**The problem**
Give the number of lines that contain the string "title", and nothing else.

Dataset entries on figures
━━━━━━━━━━━━━━━━━━━━━━━━━━━━━━

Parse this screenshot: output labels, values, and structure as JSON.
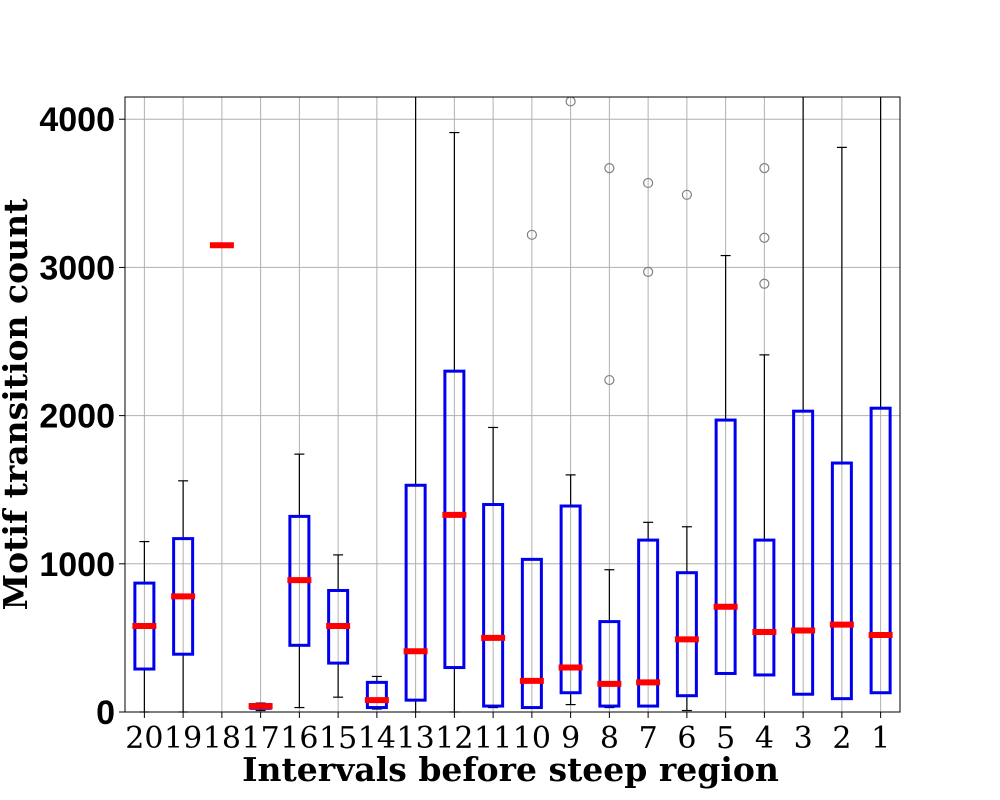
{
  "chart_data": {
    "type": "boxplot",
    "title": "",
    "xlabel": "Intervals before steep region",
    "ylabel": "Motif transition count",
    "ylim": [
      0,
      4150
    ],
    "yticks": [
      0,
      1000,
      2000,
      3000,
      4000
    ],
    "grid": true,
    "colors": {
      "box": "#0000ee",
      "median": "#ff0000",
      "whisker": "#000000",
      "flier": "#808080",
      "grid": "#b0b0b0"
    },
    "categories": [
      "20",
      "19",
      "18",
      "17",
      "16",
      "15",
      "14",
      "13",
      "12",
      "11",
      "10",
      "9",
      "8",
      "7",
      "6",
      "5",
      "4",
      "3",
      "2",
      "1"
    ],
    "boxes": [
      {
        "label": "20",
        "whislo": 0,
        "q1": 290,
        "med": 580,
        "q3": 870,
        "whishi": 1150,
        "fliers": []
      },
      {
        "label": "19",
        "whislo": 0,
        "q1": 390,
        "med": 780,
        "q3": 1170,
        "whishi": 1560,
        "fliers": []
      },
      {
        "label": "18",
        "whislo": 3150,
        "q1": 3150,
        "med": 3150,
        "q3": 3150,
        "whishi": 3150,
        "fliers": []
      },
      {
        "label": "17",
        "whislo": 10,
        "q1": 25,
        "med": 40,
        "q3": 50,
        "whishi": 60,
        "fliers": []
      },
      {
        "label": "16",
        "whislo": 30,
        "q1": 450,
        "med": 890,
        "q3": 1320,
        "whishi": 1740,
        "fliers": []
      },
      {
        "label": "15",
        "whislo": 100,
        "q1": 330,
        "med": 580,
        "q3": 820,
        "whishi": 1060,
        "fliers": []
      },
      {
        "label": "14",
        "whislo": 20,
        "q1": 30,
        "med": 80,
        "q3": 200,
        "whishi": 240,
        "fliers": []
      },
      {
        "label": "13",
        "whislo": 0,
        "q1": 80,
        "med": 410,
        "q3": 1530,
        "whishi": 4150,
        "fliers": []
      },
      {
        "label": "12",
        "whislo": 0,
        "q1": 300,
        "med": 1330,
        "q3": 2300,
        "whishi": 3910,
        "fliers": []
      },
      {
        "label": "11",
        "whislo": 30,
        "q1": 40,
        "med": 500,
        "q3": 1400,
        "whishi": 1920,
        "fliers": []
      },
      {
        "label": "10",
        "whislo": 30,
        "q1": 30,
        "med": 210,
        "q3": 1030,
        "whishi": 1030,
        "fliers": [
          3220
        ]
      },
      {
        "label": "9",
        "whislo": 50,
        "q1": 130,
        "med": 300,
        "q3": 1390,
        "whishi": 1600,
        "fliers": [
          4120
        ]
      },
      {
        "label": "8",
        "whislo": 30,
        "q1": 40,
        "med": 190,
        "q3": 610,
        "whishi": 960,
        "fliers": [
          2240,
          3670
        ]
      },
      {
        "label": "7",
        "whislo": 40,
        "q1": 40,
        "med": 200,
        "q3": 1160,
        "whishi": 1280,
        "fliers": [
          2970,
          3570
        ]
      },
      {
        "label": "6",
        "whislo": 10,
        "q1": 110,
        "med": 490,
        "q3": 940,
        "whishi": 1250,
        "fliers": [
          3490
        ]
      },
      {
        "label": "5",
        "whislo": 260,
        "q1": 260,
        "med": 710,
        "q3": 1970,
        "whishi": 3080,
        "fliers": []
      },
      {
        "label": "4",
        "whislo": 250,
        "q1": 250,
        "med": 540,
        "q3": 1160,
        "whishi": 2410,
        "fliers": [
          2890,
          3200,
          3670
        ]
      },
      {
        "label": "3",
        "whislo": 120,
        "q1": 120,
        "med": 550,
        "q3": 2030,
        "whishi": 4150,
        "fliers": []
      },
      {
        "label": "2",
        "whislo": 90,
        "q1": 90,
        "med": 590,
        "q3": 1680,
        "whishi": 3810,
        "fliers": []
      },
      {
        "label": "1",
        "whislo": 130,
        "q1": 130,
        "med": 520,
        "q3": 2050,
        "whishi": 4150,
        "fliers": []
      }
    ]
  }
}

━━━━━━━━━━━━━━━━━━━━━━━━━━━━━━

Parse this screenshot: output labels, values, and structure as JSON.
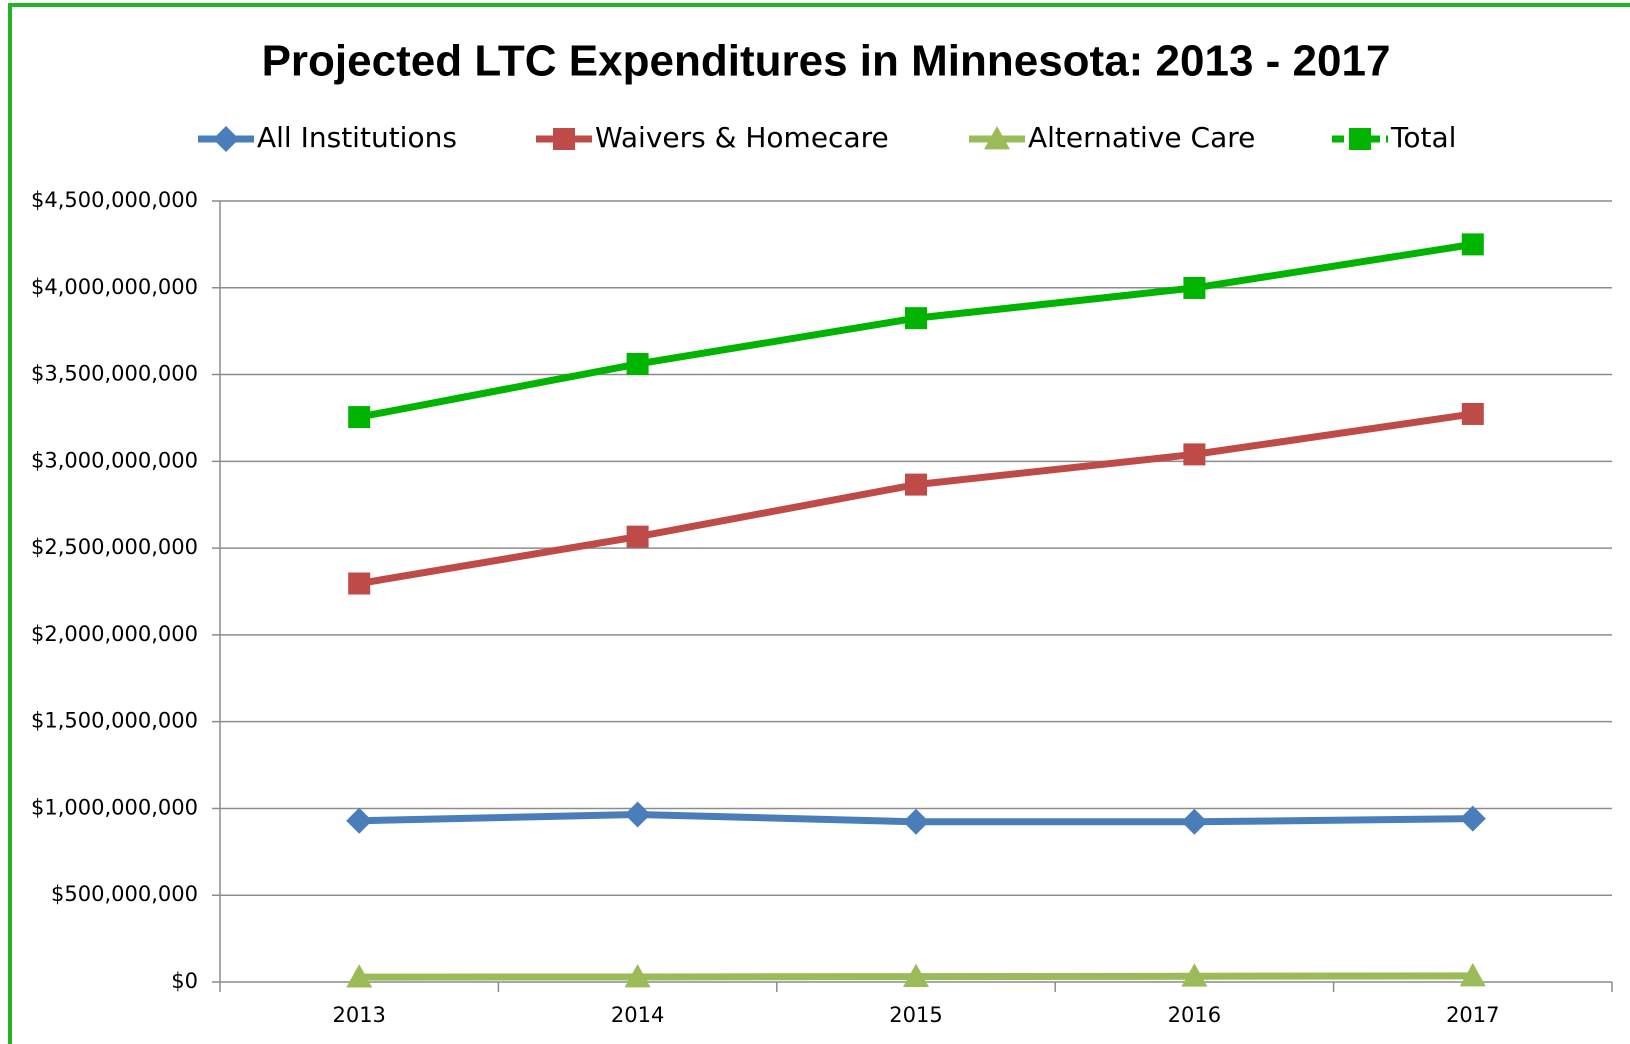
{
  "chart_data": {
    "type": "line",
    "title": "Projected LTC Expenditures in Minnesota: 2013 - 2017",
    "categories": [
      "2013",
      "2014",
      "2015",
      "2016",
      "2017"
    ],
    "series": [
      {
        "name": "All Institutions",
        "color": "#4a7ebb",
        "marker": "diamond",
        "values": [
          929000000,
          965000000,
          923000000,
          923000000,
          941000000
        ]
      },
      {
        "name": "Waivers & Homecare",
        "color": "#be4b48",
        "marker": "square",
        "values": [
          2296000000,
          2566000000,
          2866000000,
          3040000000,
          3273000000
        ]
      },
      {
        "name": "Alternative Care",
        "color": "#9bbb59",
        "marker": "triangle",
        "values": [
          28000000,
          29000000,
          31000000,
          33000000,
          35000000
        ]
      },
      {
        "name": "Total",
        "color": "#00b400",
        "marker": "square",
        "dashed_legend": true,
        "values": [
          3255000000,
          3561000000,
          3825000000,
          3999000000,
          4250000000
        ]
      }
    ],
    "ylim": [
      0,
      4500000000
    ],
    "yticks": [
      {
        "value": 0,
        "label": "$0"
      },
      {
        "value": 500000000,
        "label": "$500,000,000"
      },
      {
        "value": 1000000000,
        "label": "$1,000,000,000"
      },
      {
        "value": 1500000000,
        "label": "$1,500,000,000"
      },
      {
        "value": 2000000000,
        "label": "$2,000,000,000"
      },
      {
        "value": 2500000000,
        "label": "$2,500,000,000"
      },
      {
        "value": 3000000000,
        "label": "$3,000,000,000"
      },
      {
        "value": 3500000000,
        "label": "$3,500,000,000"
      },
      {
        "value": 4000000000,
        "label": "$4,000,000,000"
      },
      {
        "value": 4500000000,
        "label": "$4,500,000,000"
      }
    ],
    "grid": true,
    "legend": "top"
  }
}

━━━━━━━━━━━━━━━━━━━━━━━━━━━━━━

**Exercise answer**
2